### [WRITTEN REQUEST]
Print out each entry below exactly, please.

____

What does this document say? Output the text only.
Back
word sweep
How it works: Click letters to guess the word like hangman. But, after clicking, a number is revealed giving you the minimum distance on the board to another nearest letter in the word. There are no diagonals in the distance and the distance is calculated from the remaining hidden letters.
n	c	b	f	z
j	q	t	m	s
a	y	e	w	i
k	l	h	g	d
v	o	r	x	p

____

### [OUTPUT OF THE TASK]
What does this document say? Output the text only.
Back
word sweep
How it works: Click letters to guess the word like hangman. But, after clicking, a number is revealed giving you the minimum distance on the board to another nearest letter in the word. There are no diagonals in the distance and the distance is calculated from the remaining hidden letters.
n	c	b	f	z
j	q	t	m	s
a	y	e	w	i
k	l	h	g	d
v	o	r	x	p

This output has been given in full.